Task to complete: Repeat the full listing, word for word.

**** Records provided

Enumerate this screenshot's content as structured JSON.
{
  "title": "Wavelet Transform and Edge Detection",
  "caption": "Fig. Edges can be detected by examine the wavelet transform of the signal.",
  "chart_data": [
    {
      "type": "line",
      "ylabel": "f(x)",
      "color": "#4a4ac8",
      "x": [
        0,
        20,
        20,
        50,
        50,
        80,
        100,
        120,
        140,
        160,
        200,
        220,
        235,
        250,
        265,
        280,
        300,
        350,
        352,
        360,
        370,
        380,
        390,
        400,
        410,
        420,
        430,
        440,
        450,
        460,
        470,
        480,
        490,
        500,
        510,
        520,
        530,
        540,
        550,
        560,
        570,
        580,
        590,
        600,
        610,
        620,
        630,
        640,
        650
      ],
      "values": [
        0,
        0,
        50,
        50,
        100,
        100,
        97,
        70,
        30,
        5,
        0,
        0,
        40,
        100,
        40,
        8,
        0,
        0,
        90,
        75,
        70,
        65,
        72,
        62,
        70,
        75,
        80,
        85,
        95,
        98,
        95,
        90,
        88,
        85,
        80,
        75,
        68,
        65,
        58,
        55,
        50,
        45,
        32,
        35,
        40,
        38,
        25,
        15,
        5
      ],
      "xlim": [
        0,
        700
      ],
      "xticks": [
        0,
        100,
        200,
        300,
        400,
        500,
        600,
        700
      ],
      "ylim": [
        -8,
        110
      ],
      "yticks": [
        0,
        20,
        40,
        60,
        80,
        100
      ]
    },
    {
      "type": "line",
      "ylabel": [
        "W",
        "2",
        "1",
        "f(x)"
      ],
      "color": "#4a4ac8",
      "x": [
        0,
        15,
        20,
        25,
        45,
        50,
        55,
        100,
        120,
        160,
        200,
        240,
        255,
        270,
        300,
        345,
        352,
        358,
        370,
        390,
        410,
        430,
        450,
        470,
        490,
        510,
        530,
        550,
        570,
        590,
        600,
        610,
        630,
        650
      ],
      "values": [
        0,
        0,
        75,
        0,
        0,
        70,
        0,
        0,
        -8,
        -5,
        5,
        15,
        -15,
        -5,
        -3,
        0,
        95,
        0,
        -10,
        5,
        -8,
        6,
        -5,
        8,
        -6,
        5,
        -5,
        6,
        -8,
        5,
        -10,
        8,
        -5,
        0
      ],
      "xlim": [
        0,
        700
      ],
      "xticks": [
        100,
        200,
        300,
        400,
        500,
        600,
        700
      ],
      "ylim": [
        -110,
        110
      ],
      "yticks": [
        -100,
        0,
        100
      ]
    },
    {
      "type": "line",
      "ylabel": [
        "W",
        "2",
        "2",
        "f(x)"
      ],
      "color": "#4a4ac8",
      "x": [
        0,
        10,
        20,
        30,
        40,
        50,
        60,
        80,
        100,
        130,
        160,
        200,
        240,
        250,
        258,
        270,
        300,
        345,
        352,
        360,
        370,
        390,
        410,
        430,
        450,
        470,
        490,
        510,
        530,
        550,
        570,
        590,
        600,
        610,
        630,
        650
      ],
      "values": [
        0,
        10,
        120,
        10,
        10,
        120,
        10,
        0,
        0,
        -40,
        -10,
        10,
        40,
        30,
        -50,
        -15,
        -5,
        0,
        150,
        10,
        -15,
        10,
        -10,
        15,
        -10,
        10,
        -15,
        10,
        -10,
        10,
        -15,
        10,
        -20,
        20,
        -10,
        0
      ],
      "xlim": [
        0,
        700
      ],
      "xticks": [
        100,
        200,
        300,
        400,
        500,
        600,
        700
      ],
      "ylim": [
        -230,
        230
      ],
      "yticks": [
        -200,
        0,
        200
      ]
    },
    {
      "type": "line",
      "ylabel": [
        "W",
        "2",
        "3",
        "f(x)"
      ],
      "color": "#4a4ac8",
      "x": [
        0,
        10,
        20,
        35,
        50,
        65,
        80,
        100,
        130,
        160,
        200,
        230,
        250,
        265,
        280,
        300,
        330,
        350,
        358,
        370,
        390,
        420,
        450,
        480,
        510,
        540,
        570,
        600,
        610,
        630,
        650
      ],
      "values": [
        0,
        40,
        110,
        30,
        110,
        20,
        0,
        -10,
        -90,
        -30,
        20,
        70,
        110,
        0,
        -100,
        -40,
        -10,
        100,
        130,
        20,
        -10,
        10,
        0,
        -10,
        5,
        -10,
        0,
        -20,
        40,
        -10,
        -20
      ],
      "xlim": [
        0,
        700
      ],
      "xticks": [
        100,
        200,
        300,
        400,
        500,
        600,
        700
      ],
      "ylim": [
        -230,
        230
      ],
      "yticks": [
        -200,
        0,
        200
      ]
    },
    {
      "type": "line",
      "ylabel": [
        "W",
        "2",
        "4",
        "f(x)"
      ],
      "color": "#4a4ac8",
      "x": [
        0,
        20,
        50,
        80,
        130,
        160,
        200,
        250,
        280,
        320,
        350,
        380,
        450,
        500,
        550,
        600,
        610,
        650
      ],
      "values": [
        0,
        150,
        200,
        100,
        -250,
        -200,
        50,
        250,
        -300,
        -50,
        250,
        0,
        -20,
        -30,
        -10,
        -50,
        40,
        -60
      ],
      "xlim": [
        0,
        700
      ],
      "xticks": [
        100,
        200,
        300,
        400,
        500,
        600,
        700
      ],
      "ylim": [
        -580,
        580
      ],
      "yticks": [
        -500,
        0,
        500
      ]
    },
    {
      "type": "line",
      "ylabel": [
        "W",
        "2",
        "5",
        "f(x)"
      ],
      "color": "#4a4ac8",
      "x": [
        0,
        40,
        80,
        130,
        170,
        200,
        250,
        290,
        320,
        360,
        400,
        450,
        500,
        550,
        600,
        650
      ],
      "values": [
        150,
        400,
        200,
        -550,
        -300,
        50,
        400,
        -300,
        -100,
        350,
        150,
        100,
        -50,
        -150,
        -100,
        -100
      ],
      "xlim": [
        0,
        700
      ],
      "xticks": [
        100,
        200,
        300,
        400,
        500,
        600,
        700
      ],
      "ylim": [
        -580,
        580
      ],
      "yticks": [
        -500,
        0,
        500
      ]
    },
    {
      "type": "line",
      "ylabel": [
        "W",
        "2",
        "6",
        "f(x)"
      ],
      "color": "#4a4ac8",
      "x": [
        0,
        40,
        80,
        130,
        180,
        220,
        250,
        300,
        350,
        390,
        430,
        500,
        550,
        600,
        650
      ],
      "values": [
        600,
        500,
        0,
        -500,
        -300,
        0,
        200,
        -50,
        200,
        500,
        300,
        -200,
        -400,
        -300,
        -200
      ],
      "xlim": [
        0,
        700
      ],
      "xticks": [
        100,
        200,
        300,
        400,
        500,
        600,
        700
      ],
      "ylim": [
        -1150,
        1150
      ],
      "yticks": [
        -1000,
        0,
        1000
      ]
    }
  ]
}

********

Response:
Enumerate this screenshot's content as structured JSON.
{
  "title": "Wavelet Transform and Edge Detection",
  "caption": "Fig. Edges can be detected by examine the wavelet transform of the signal.",
  "chart_data": [
    {
      "type": "line",
      "ylabel": "f(x)",
      "color": "#4a4ac8",
      "x": [
        0,
        20,
        20,
        50,
        50,
        80,
        100,
        120,
        140,
        160,
        200,
        220,
        235,
        250,
        265,
        280,
        300,
        350,
        352,
        360,
        370,
        380,
        390,
        400,
        410,
        420,
        430,
        440,
        450,
        460,
        470,
        480,
        490,
        500,
        510,
        520,
        530,
        540,
        550,
        560,
        570,
        580,
        590,
        600,
        610,
        620,
        630,
        640,
        650
      ],
      "values": [
        0,
        0,
        50,
        50,
        100,
        100,
        97,
        70,
        30,
        5,
        0,
        0,
        40,
        100,
        40,
        8,
        0,
        0,
        90,
        75,
        70,
        65,
        72,
        62,
        70,
        75,
        80,
        85,
        95,
        98,
        95,
        90,
        88,
        85,
        80,
        75,
        68,
        65,
        58,
        55,
        50,
        45,
        32,
        35,
        40,
        38,
        25,
        15,
        5
      ],
      "xlim": [
        0,
        700
      ],
      "xticks": [
        0,
        100,
        200,
        300,
        400,
        500,
        600,
        700
      ],
      "ylim": [
        -8,
        110
      ],
      "yticks": [
        0,
        20,
        40,
        60,
        80,
        100
      ]
    },
    {
      "type": "line",
      "ylabel": [
        "W",
        "2",
        "1",
        "f(x)"
      ],
      "color": "#4a4ac8",
      "x": [
        0,
        15,
        20,
        25,
        45,
        50,
        55,
        100,
        120,
        160,
        200,
        240,
        255,
        270,
        300,
        345,
        352,
        358,
        370,
        390,
        410,
        430,
        450,
        470,
        490,
        510,
        530,
        550,
        570,
        590,
        600,
        610,
        630,
        650
      ],
      "values": [
        0,
        0,
        75,
        0,
        0,
        70,
        0,
        0,
        -8,
        -5,
        5,
        15,
        -15,
        -5,
        -3,
        0,
        95,
        0,
        -10,
        5,
        -8,
        6,
        -5,
        8,
        -6,
        5,
        -5,
        6,
        -8,
        5,
        -10,
        8,
        -5,
        0
      ],
      "xlim": [
        0,
        700
      ],
      "xticks": [
        100,
        200,
        300,
        400,
        500,
        600,
        700
      ],
      "ylim": [
        -110,
        110
      ],
      "yticks": [
        -100,
        0,
        100
      ]
    },
    {
      "type": "line",
      "ylabel": [
        "W",
        "2",
        "2",
        "f(x)"
      ],
      "color": "#4a4ac8",
      "x": [
        0,
        10,
        20,
        30,
        40,
        50,
        60,
        80,
        100,
        130,
        160,
        200,
        240,
        250,
        258,
        270,
        300,
        345,
        352,
        360,
        370,
        390,
        410,
        430,
        450,
        470,
        490,
        510,
        530,
        550,
        570,
        590,
        600,
        610,
        630,
        650
      ],
      "values": [
        0,
        10,
        120,
        10,
        10,
        120,
        10,
        0,
        0,
        -40,
        -10,
        10,
        40,
        30,
        -50,
        -15,
        -5,
        0,
        150,
        10,
        -15,
        10,
        -10,
        15,
        -10,
        10,
        -15,
        10,
        -10,
        10,
        -15,
        10,
        -20,
        20,
        -10,
        0
      ],
      "xlim": [
        0,
        700
      ],
      "xticks": [
        100,
        200,
        300,
        400,
        500,
        600,
        700
      ],
      "ylim": [
        -230,
        230
      ],
      "yticks": [
        -200,
        0,
        200
      ]
    },
    {
      "type": "line",
      "ylabel": [
        "W",
        "2",
        "3",
        "f(x)"
      ],
      "color": "#4a4ac8",
      "x": [
        0,
        10,
        20,
        35,
        50,
        65,
        80,
        100,
        130,
        160,
        200,
        230,
        250,
        265,
        280,
        300,
        330,
        350,
        358,
        370,
        390,
        420,
        450,
        480,
        510,
        540,
        570,
        600,
        610,
        630,
        650
      ],
      "values": [
        0,
        40,
        110,
        30,
        110,
        20,
        0,
        -10,
        -90,
        -30,
        20,
        70,
        110,
        0,
        -100,
        -40,
        -10,
        100,
        130,
        20,
        -10,
        10,
        0,
        -10,
        5,
        -10,
        0,
        -20,
        40,
        -10,
        -20
      ],
      "xlim": [
        0,
        700
      ],
      "xticks": [
        100,
        200,
        300,
        400,
        500,
        600,
        700
      ],
      "ylim": [
        -230,
        230
      ],
      "yticks": [
        -200,
        0,
        200
      ]
    },
    {
      "type": "line",
      "ylabel": [
        "W",
        "2",
        "4",
        "f(x)"
      ],
      "color": "#4a4ac8",
      "x": [
        0,
        20,
        50,
        80,
        130,
        160,
        200,
        250,
        280,
        320,
        350,
        380,
        450,
        500,
        550,
        600,
        610,
        650
      ],
      "values": [
        0,
        150,
        200,
        100,
        -250,
        -200,
        50,
        250,
        -300,
        -50,
        250,
        0,
        -20,
        -30,
        -10,
        -50,
        40,
        -60
      ],
      "xlim": [
        0,
        700
      ],
      "xticks": [
        100,
        200,
        300,
        400,
        500,
        600,
        700
      ],
      "ylim": [
        -580,
        580
      ],
      "yticks": [
        -500,
        0,
        500
      ]
    },
    {
      "type": "line",
      "ylabel": [
        "W",
        "2",
        "5",
        "f(x)"
      ],
      "color": "#4a4ac8",
      "x": [
        0,
        40,
        80,
        130,
        170,
        200,
        250,
        290,
        320,
        360,
        400,
        450,
        500,
        550,
        600,
        650
      ],
      "values": [
        150,
        400,
        200,
        -550,
        -300,
        50,
        400,
        -300,
        -100,
        350,
        150,
        100,
        -50,
        -150,
        -100,
        -100
      ],
      "xlim": [
        0,
        700
      ],
      "xticks": [
        100,
        200,
        300,
        400,
        500,
        600,
        700
      ],
      "ylim": [
        -580,
        580
      ],
      "yticks": [
        -500,
        0,
        500
      ]
    },
    {
      "type": "line",
      "ylabel": [
        "W",
        "2",
        "6",
        "f(x)"
      ],
      "color": "#4a4ac8",
      "x": [
        0,
        40,
        80,
        130,
        180,
        220,
        250,
        300,
        350,
        390,
        430,
        500,
        550,
        600,
        650
      ],
      "values": [
        600,
        500,
        0,
        -500,
        -300,
        0,
        200,
        -50,
        200,
        500,
        300,
        -200,
        -400,
        -300,
        -200
      ],
      "xlim": [
        0,
        700
      ],
      "xticks": [
        100,
        200,
        300,
        400,
        500,
        600,
        700
      ],
      "ylim": [
        -1150,
        1150
      ],
      "yticks": [
        -1000,
        0,
        1000
      ]
    }
  ]
}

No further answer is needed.